** Begin Excerpted data **
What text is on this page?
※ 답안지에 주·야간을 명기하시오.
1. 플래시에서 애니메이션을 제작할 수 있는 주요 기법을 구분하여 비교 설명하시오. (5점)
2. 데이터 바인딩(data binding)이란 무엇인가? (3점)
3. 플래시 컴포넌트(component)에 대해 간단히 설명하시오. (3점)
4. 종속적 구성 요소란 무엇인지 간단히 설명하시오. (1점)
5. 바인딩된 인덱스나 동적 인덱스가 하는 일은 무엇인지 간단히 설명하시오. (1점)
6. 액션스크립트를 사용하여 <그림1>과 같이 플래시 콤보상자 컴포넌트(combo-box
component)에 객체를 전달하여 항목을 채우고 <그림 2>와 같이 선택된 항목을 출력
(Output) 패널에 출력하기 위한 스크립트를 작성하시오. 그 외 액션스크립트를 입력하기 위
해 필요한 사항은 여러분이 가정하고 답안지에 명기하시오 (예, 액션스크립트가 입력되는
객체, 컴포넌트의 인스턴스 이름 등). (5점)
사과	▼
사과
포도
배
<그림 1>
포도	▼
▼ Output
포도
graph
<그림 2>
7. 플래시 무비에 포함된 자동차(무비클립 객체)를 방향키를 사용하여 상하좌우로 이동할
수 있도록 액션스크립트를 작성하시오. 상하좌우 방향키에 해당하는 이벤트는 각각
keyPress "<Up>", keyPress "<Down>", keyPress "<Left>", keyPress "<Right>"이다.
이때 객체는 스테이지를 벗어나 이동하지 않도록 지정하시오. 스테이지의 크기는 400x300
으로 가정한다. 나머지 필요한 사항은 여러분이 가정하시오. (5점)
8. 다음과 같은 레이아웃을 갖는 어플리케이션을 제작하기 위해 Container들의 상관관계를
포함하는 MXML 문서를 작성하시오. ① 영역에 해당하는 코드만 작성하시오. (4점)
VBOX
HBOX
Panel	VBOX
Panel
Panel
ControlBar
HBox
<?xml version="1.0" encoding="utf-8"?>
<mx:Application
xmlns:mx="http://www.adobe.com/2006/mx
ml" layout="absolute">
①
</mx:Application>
** End Excerpted data **
[Work instructions]
Locate all lines in the listing above with the word "명기하시오". Copy them.

[Written response]
※ 답안지에 주·야간을 명기하시오.
해 필요한 사항은 여러분이 가정하고 답안지에 명기하시오 (예, 액션스크립트가 입력되는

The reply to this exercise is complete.